Copy the lines that follow, keeping every character the same.

________________

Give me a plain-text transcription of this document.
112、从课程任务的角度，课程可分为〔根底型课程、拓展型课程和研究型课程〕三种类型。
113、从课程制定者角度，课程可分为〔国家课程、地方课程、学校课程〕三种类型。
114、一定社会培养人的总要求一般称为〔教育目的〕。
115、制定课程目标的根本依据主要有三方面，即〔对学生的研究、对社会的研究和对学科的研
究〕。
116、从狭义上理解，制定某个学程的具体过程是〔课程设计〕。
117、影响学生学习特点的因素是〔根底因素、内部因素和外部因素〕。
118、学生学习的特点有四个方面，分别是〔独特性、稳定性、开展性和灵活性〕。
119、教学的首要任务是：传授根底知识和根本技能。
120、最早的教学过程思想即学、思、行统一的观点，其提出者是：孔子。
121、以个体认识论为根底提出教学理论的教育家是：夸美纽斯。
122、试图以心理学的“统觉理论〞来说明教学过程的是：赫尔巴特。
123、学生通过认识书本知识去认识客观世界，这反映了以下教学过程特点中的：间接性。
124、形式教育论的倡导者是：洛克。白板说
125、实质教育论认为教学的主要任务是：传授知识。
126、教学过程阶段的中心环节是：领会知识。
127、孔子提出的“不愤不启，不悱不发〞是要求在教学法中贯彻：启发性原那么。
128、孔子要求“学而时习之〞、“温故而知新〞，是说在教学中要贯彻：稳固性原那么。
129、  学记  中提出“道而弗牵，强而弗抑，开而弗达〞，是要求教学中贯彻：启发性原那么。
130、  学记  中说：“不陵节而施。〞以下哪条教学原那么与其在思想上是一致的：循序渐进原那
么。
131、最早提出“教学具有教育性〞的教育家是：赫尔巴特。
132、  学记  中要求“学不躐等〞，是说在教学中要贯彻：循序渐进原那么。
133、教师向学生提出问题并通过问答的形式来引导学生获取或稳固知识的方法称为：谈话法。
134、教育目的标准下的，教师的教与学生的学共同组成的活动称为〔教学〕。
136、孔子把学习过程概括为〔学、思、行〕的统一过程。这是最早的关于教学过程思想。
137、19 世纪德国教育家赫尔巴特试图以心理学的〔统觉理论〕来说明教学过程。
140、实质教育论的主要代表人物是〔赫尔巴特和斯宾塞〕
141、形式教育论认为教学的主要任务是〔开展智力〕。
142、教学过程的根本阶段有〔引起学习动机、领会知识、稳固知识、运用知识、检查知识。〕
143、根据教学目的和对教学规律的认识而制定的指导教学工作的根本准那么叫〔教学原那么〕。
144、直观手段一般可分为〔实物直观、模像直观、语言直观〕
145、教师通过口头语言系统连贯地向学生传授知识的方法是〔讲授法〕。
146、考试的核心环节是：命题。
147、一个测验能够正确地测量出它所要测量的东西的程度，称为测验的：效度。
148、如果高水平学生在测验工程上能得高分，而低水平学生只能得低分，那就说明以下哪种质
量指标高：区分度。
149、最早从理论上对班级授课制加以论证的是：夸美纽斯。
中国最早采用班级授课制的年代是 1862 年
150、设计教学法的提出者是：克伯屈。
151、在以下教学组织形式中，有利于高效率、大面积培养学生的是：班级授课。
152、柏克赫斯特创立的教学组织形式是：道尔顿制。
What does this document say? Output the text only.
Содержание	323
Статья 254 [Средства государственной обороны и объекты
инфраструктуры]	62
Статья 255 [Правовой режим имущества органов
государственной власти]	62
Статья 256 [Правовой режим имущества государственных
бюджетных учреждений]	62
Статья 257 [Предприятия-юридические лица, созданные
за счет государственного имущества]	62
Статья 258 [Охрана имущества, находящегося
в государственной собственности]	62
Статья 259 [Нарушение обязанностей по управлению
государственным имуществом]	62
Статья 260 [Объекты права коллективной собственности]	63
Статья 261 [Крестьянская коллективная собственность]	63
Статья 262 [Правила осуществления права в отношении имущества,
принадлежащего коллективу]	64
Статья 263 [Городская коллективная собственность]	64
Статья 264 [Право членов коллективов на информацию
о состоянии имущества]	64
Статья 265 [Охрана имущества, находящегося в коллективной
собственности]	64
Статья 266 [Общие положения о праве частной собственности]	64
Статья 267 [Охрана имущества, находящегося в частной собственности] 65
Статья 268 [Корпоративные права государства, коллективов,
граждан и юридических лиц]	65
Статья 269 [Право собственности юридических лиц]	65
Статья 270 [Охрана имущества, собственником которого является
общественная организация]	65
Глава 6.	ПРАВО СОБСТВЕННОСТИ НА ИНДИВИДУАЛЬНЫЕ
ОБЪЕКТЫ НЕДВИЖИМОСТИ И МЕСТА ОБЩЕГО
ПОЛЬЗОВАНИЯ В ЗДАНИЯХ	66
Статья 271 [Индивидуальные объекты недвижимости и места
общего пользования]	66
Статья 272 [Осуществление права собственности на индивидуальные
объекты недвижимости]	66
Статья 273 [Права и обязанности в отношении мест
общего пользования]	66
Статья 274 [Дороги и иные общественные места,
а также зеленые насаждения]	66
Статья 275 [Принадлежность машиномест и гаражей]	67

________________

## Complete response
Give me a plain-text transcription of this document.
112、从课程任务的角度，课程可分为〔根底型课程、拓展型课程和研究型课程〕三种类型。
113、从课程制定者角度，课程可分为〔国家课程、地方课程、学校课程〕三种类型。
114、一定社会培养人的总要求一般称为〔教育目的〕。
115、制定课程目标的根本依据主要有三方面，即〔对学生的研究、对社会的研究和对学科的研
究〕。
116、从狭义上理解，制定某个学程的具体过程是〔课程设计〕。
117、影响学生学习特点的因素是〔根底因素、内部因素和外部因素〕。
118、学生学习的特点有四个方面，分别是〔独特性、稳定性、开展性和灵活性〕。
119、教学的首要任务是：传授根底知识和根本技能。
120、最早的教学过程思想即学、思、行统一的观点，其提出者是：孔子。
121、以个体认识论为根底提出教学理论的教育家是：夸美纽斯。
122、试图以心理学的“统觉理论〞来说明教学过程的是：赫尔巴特。
123、学生通过认识书本知识去认识客观世界，这反映了以下教学过程特点中的：间接性。
124、形式教育论的倡导者是：洛克。白板说
125、实质教育论认为教学的主要任务是：传授知识。
126、教学过程阶段的中心环节是：领会知识。
127、孔子提出的“不愤不启，不悱不发〞是要求在教学法中贯彻：启发性原那么。
128、孔子要求“学而时习之〞、“温故而知新〞，是说在教学中要贯彻：稳固性原那么。
129、  学记  中提出“道而弗牵，强而弗抑，开而弗达〞，是要求教学中贯彻：启发性原那么。
130、  学记  中说：“不陵节而施。〞以下哪条教学原那么与其在思想上是一致的：循序渐进原那
么。
131、最早提出“教学具有教育性〞的教育家是：赫尔巴特。
132、  学记  中要求“学不躐等〞，是说在教学中要贯彻：循序渐进原那么。
133、教师向学生提出问题并通过问答的形式来引导学生获取或稳固知识的方法称为：谈话法。
134、教育目的标准下的，教师的教与学生的学共同组成的活动称为〔教学〕。
136、孔子把学习过程概括为〔学、思、行〕的统一过程。这是最早的关于教学过程思想。
137、19 世纪德国教育家赫尔巴特试图以心理学的〔统觉理论〕来说明教学过程。
140、实质教育论的主要代表人物是〔赫尔巴特和斯宾塞〕
141、形式教育论认为教学的主要任务是〔开展智力〕。
142、教学过程的根本阶段有〔引起学习动机、领会知识、稳固知识、运用知识、检查知识。〕
143、根据教学目的和对教学规律的认识而制定的指导教学工作的根本准那么叫〔教学原那么〕。
144、直观手段一般可分为〔实物直观、模像直观、语言直观〕
145、教师通过口头语言系统连贯地向学生传授知识的方法是〔讲授法〕。
146、考试的核心环节是：命题。
147、一个测验能够正确地测量出它所要测量的东西的程度，称为测验的：效度。
148、如果高水平学生在测验工程上能得高分，而低水平学生只能得低分，那就说明以下哪种质
量指标高：区分度。
149、最早从理论上对班级授课制加以论证的是：夸美纽斯。
中国最早采用班级授课制的年代是 1862 年
150、设计教学法的提出者是：克伯屈。
151、在以下教学组织形式中，有利于高效率、大面积培养学生的是：班级授课。
152、柏克赫斯特创立的教学组织形式是：道尔顿制。
What does this document say? Output the text only.
Содержание	323
Статья 254 [Средства государственной обороны и объекты
инфраструктуры]	62
Статья 255 [Правовой режим имущества органов
государственной власти]	62
Статья 256 [Правовой режим имущества государственных
бюджетных учреждений]	62
Статья 257 [Предприятия-юридические лица, созданные
за счет государственного имущества]	62
Статья 258 [Охрана имущества, находящегося
в государственной собственности]	62
Статья 259 [Нарушение обязанностей по управлению
государственным имуществом]	62
Статья 260 [Объекты права коллективной собственности]	63
Статья 261 [Крестьянская коллективная собственность]	63
Статья 262 [Правила осуществления права в отношении имущества,
принадлежащего коллективу]	64
Статья 263 [Городская коллективная собственность]	64
Статья 264 [Право членов коллективов на информацию
о состоянии имущества]	64
Статья 265 [Охрана имущества, находящегося в коллективной
собственности]	64
Статья 266 [Общие положения о праве частной собственности]	64
Статья 267 [Охрана имущества, находящегося в частной собственности] 65
Статья 268 [Корпоративные права государства, коллективов,
граждан и юридических лиц]	65
Статья 269 [Право собственности юридических лиц]	65
Статья 270 [Охрана имущества, собственником которого является
общественная организация]	65
Глава 6.	ПРАВО СОБСТВЕННОСТИ НА ИНДИВИДУАЛЬНЫЕ
ОБЪЕКТЫ НЕДВИЖИМОСТИ И МЕСТА ОБЩЕГО
ПОЛЬЗОВАНИЯ В ЗДАНИЯХ	66
Статья 271 [Индивидуальные объекты недвижимости и места
общего пользования]	66
Статья 272 [Осуществление права собственности на индивидуальные
объекты недвижимости]	66
Статья 273 [Права и обязанности в отношении мест
общего пользования]	66
Статья 274 [Дороги и иные общественные места,
а также зеленые насаждения]	66
Статья 275 [Принадлежность машиномест и гаражей]	67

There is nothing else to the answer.